• [Exercise brief]
Go through the data below. List every line that holds the word "JSON".

○ ○ ○ ○ ○ ○ ○

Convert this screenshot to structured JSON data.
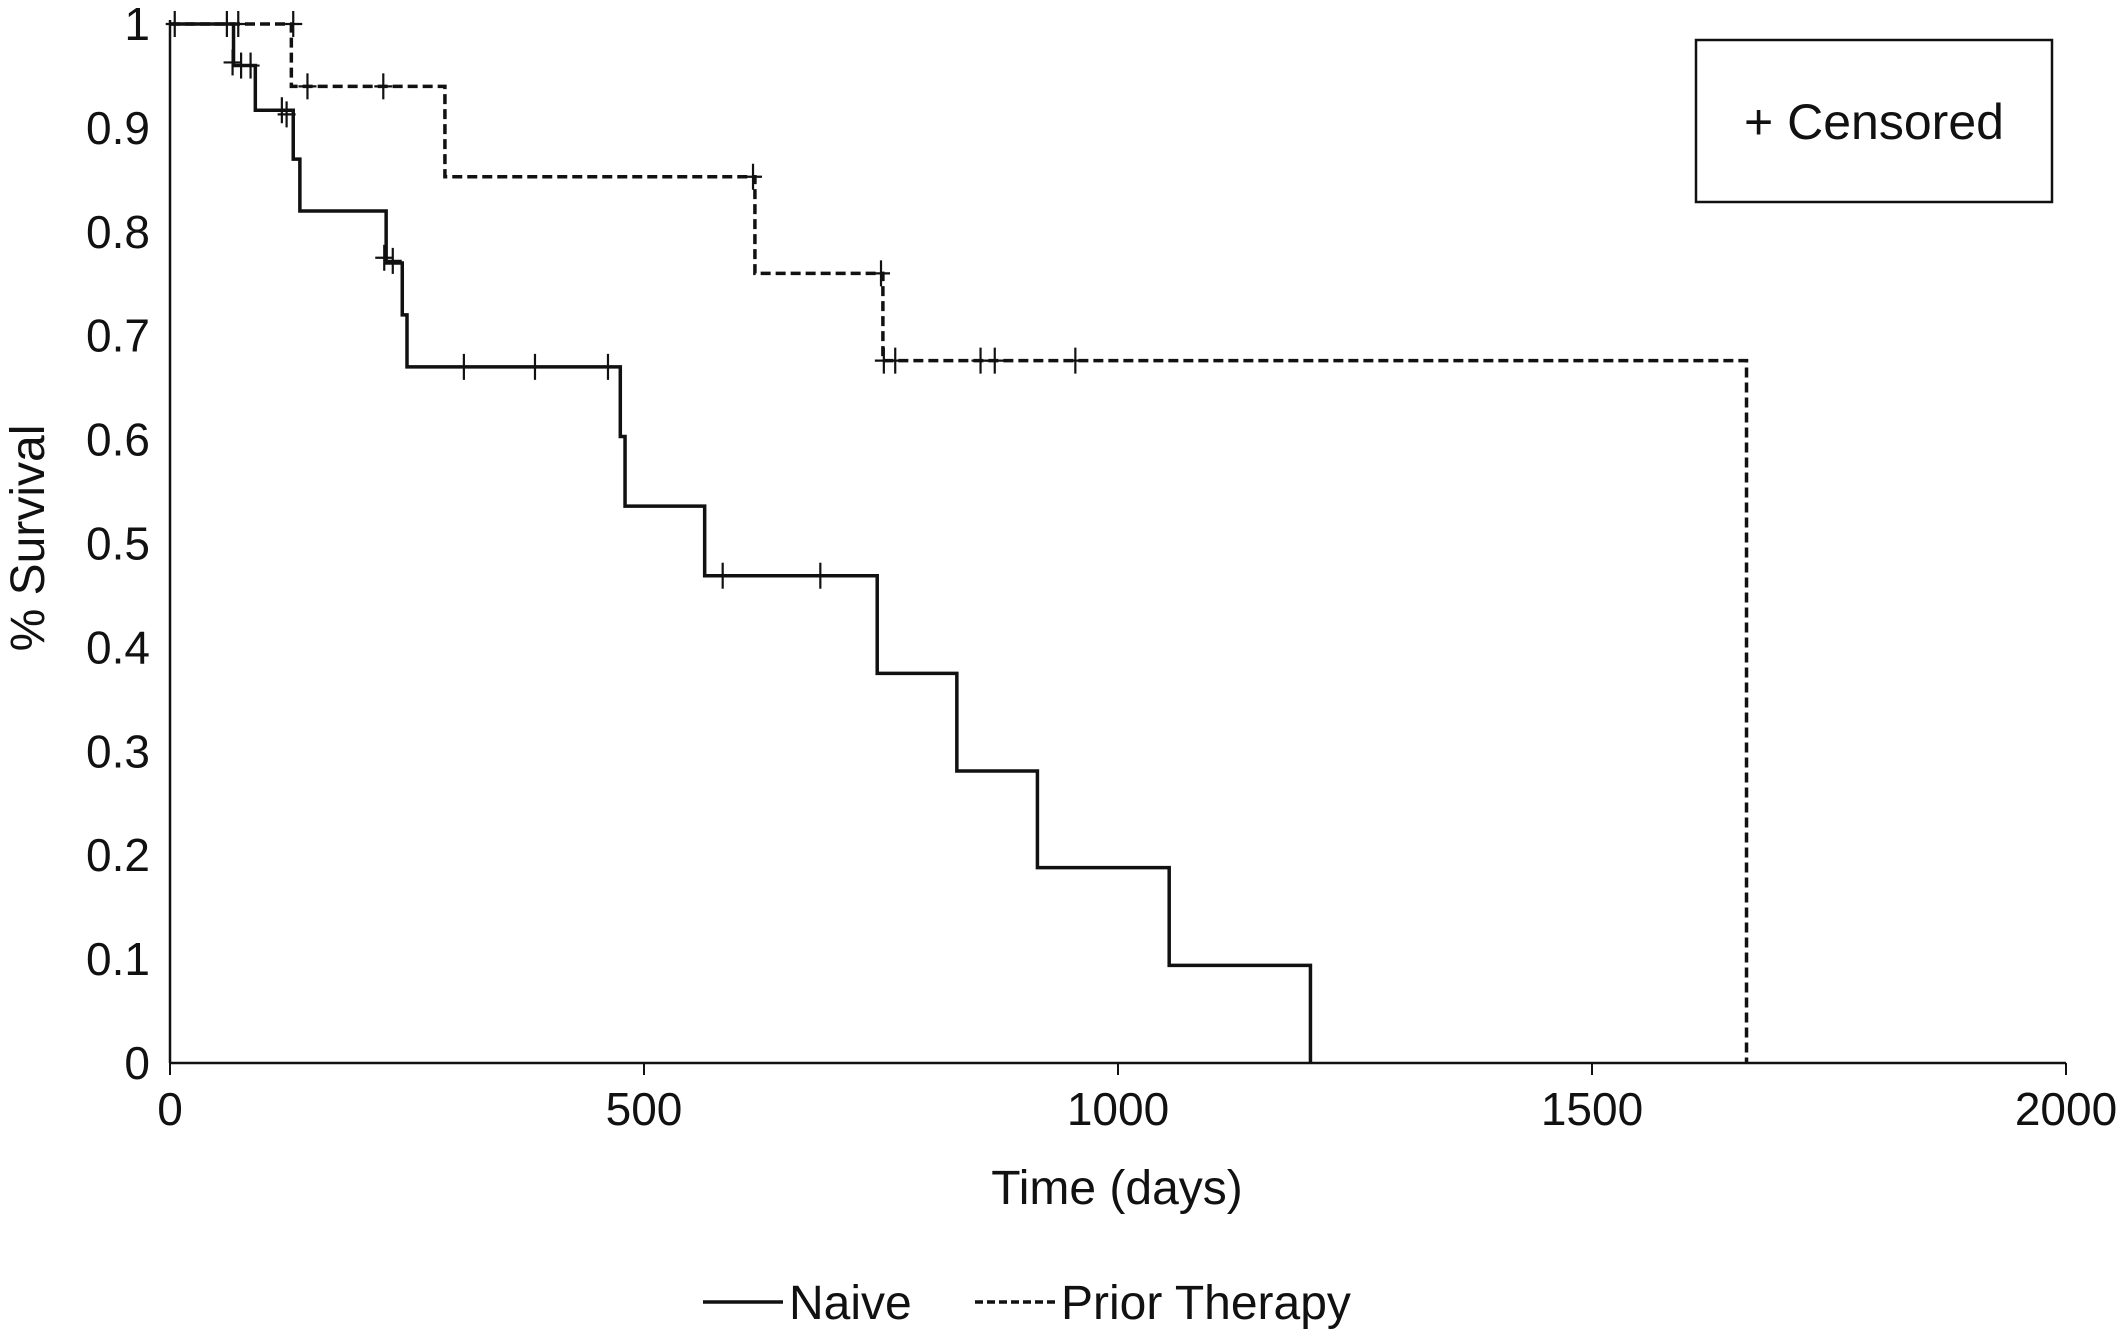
{
  "chart_data": {
    "type": "line",
    "title": "",
    "xlabel": "Time (days)",
    "ylabel": "% Survival",
    "xlim": [
      0,
      2000
    ],
    "ylim": [
      0,
      1
    ],
    "xticks": [
      "0",
      "500",
      "1000",
      "1500",
      "2000"
    ],
    "yticks": [
      "0",
      "0.1",
      "0.2",
      "0.3",
      "0.4",
      "0.5",
      "0.6",
      "0.7",
      "0.8",
      "0.9",
      "1"
    ],
    "grid": false,
    "legend_position": "bottom",
    "annotation": "+ Censored",
    "series": [
      {
        "name": "Naive",
        "style": "solid",
        "color": "#111111",
        "steps": [
          [
            0,
            1
          ],
          [
            67,
            0.96
          ],
          [
            90,
            0.917
          ],
          [
            130,
            0.87
          ],
          [
            137,
            0.82
          ],
          [
            228,
            0.77
          ],
          [
            245,
            0.72
          ],
          [
            250,
            0.67
          ],
          [
            475,
            0.603
          ],
          [
            480,
            0.536
          ],
          [
            564,
            0.469
          ],
          [
            746,
            0.375
          ],
          [
            830,
            0.281
          ],
          [
            915,
            0.188
          ],
          [
            1054,
            0.094
          ],
          [
            1203,
            0
          ]
        ],
        "censored": [
          [
            5,
            1
          ],
          [
            60,
            1
          ],
          [
            66,
            0.963
          ],
          [
            75,
            0.96
          ],
          [
            85,
            0.96
          ],
          [
            118,
            0.917
          ],
          [
            123,
            0.913
          ],
          [
            226,
            0.775
          ],
          [
            235,
            0.772
          ],
          [
            310,
            0.67
          ],
          [
            385,
            0.67
          ],
          [
            462,
            0.67
          ],
          [
            583,
            0.469
          ],
          [
            686,
            0.469
          ]
        ]
      },
      {
        "name": "Prior Therapy",
        "style": "dashed",
        "color": "#111111",
        "steps": [
          [
            0,
            1
          ],
          [
            128,
            0.94
          ],
          [
            290,
            0.853
          ],
          [
            617,
            0.76
          ],
          [
            752,
            0.676
          ],
          [
            1663,
            0
          ]
        ],
        "censored": [
          [
            72,
            1
          ],
          [
            130,
            1
          ],
          [
            145,
            0.94
          ],
          [
            225,
            0.94
          ],
          [
            615,
            0.853
          ],
          [
            750,
            0.76
          ],
          [
            753,
            0.676
          ],
          [
            765,
            0.676
          ],
          [
            855,
            0.676
          ],
          [
            870,
            0.676
          ],
          [
            955,
            0.676
          ]
        ],
        "line_end": 1663
      }
    ]
  }
}
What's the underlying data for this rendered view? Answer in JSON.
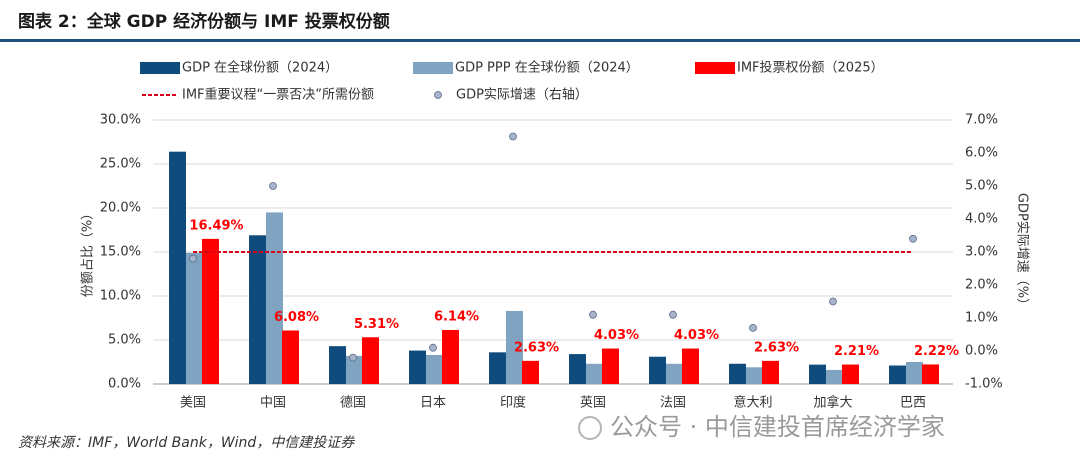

○ ○ ○ ○ ○ ○ ○

• [Answer to the task]
Convert this screenshot to structured JSON data.
What's the underlying data for this rendered view? Answer in JSON.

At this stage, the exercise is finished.